(Stored records)

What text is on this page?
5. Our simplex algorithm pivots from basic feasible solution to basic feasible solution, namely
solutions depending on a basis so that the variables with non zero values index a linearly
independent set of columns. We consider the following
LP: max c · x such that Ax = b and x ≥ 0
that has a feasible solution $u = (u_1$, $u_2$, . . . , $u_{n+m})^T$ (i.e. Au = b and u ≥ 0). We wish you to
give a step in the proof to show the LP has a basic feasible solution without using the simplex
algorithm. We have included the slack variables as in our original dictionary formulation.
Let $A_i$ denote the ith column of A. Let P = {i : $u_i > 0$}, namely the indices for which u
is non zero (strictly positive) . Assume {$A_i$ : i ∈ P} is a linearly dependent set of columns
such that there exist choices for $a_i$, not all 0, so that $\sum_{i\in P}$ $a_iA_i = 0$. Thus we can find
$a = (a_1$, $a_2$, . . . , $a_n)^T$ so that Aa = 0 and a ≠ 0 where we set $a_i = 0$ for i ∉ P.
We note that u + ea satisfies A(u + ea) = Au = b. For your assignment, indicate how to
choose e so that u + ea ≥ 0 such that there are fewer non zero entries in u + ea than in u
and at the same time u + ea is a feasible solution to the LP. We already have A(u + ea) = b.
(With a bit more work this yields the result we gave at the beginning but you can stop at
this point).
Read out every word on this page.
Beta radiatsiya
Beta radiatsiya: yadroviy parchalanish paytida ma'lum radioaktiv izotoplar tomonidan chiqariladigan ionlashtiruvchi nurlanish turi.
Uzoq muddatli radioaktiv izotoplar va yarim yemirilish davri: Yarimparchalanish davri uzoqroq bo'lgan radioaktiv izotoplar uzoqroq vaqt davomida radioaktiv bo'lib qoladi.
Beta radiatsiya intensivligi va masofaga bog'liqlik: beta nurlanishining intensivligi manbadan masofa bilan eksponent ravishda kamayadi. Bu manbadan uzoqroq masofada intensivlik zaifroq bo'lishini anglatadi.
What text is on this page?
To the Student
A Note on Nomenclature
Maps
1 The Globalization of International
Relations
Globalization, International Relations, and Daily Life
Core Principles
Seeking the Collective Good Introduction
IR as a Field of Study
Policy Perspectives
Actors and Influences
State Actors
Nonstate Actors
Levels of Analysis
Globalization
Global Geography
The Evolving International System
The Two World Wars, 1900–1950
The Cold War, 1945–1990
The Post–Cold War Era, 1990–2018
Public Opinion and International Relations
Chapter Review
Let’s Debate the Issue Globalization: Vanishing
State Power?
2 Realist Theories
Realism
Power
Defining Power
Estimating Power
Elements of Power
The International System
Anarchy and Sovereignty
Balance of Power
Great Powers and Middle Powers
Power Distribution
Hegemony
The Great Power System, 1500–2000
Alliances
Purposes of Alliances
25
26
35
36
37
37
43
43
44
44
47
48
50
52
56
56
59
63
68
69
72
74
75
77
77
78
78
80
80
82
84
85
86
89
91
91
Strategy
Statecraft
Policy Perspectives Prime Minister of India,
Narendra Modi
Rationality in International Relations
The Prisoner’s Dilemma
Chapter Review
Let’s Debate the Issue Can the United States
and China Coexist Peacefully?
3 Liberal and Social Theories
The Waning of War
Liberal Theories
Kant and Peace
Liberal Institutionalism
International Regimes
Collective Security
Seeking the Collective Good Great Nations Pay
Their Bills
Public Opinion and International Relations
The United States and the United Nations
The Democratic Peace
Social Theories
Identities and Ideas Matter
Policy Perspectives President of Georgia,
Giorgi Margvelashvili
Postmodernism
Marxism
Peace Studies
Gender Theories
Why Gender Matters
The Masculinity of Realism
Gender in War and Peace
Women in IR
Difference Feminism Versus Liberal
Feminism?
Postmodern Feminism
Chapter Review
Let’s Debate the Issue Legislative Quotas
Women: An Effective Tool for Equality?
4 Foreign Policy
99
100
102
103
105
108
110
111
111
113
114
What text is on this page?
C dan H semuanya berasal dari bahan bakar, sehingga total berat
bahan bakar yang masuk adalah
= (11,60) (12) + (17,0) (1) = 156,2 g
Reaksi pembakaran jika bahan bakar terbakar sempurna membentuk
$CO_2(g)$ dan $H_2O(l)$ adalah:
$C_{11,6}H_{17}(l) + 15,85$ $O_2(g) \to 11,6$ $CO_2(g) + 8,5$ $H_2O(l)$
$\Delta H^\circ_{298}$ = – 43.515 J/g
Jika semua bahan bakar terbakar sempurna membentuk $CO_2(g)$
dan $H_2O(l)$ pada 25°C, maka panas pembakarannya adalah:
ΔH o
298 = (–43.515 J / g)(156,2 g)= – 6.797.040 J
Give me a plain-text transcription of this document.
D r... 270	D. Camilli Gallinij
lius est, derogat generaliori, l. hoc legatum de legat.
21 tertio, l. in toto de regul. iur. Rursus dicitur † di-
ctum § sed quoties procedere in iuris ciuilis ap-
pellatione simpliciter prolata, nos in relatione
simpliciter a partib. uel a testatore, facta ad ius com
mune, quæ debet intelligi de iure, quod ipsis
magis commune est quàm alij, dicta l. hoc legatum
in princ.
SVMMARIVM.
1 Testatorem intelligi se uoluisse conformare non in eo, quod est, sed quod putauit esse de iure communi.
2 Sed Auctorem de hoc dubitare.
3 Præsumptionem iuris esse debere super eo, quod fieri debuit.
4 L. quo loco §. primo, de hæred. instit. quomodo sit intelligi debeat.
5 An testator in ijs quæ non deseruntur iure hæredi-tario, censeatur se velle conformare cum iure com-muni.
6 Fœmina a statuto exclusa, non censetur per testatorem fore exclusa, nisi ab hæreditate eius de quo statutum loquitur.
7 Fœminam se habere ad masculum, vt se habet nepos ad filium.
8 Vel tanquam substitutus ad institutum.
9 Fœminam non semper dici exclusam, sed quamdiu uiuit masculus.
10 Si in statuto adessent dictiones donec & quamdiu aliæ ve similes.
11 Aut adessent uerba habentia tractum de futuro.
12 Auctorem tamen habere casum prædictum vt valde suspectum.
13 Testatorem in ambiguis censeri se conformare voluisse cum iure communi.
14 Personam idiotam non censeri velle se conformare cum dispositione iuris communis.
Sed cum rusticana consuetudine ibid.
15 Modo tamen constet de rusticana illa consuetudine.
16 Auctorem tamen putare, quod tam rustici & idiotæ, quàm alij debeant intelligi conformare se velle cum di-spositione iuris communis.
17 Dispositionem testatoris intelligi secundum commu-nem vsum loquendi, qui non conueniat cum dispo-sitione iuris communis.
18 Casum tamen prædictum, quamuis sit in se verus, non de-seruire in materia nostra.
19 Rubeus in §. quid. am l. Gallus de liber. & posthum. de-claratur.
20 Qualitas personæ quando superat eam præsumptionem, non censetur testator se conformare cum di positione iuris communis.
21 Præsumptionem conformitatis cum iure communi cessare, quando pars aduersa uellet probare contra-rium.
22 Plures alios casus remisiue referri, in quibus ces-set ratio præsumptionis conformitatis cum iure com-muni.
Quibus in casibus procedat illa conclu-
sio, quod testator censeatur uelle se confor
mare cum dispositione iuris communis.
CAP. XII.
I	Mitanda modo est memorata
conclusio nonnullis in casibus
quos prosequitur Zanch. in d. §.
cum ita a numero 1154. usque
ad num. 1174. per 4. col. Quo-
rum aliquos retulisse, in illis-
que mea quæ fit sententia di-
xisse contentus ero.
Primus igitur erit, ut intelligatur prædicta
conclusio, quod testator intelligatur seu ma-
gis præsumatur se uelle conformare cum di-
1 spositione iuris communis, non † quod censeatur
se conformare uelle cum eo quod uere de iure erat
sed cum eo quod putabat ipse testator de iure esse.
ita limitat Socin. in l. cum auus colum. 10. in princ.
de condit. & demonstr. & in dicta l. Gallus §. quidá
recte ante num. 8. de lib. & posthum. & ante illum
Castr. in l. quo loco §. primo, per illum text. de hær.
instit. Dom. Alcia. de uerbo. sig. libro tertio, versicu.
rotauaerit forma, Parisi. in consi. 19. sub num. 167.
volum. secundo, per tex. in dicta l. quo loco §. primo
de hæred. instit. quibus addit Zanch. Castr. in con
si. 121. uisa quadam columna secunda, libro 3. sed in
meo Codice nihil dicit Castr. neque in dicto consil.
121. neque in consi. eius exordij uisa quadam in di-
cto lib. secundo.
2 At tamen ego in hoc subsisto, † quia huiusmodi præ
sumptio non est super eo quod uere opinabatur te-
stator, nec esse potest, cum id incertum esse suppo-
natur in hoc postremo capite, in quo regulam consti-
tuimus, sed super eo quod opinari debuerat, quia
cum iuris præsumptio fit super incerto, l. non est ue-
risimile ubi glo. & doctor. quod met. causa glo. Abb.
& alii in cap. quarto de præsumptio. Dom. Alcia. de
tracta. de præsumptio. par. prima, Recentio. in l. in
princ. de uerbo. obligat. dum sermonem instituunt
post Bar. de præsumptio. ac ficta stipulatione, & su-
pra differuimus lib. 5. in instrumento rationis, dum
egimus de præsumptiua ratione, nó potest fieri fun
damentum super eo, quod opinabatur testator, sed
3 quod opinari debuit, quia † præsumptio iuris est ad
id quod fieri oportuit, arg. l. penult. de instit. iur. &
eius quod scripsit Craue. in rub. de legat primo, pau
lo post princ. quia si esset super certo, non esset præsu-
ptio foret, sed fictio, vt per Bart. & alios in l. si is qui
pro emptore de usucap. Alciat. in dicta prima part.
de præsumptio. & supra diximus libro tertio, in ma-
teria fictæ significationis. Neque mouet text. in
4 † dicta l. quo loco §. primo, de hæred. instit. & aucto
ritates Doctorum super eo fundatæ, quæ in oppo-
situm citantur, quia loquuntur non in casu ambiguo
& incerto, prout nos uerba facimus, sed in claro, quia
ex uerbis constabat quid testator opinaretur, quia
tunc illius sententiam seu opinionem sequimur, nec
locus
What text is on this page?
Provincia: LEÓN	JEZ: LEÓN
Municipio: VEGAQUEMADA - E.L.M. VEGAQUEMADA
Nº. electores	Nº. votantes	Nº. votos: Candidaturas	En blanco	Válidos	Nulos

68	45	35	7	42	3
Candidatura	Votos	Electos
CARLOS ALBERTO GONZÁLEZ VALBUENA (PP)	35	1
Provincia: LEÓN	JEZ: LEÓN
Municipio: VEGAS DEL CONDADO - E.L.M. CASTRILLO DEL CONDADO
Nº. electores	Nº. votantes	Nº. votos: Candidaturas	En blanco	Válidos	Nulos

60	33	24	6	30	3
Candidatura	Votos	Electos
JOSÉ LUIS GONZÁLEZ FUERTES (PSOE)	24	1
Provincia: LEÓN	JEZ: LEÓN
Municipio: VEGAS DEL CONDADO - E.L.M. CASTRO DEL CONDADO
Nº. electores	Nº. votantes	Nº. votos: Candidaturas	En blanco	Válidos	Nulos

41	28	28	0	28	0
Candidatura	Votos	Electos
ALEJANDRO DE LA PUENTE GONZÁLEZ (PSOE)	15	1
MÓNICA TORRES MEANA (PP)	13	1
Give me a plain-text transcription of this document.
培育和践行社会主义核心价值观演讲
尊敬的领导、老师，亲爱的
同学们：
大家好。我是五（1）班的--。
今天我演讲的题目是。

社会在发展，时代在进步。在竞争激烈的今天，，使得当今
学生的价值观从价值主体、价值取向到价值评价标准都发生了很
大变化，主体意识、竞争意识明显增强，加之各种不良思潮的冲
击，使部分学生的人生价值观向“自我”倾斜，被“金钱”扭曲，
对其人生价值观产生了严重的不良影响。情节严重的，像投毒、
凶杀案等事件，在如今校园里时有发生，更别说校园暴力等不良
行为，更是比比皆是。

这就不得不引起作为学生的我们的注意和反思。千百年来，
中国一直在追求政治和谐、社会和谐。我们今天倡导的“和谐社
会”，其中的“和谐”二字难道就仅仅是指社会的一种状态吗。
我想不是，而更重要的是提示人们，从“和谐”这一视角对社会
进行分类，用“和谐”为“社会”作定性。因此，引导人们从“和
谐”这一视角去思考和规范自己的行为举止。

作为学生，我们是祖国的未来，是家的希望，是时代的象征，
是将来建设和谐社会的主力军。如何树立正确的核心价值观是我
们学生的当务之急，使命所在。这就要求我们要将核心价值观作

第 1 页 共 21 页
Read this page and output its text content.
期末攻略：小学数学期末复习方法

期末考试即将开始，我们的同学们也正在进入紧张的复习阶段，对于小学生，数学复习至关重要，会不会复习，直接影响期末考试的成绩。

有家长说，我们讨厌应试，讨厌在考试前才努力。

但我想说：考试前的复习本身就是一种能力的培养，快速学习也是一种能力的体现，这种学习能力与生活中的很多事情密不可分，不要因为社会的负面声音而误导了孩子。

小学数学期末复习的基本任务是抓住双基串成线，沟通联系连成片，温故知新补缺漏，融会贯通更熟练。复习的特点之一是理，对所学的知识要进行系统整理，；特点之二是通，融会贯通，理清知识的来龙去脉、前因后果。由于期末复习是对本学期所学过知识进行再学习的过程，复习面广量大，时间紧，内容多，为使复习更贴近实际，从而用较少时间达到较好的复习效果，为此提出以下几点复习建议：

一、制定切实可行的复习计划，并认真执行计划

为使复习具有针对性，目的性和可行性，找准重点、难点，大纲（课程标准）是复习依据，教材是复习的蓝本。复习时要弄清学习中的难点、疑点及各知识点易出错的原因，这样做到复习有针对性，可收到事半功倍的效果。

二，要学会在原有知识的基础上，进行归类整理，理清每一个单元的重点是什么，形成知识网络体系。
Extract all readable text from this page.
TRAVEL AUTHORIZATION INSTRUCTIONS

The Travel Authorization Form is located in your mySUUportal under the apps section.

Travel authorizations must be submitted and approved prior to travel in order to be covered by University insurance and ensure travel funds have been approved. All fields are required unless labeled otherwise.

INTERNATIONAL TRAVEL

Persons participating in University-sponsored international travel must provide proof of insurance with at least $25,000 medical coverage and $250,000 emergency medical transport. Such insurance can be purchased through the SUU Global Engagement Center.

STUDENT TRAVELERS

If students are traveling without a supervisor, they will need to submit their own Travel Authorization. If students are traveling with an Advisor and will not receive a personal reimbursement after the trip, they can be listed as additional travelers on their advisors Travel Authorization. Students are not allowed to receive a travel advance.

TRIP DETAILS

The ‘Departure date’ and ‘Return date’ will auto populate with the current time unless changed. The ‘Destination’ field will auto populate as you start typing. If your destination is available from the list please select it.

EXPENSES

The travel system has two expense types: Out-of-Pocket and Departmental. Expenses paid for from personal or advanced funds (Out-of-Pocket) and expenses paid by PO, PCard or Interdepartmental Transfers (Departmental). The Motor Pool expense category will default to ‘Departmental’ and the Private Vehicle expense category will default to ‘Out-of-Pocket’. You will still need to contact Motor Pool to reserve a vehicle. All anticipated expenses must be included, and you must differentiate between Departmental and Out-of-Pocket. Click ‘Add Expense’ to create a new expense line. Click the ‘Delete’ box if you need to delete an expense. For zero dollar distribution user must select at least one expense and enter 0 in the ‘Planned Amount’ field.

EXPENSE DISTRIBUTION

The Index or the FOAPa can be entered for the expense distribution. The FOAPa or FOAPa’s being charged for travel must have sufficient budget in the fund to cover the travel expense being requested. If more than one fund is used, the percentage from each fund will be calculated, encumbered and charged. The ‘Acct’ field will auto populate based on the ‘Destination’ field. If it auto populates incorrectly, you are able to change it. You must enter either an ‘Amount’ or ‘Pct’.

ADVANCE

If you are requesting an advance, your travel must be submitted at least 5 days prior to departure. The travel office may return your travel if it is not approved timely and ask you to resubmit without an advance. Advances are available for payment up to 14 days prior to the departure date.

Goal =>
Only lines holding the string "columns" are wanted; gather each one from the entries above.

Answer below =>
independent set of columns. We consider the following
is non zero (strictly positive) . Assume {$A_i$ : i ∈ P} is a linearly dependent set of columns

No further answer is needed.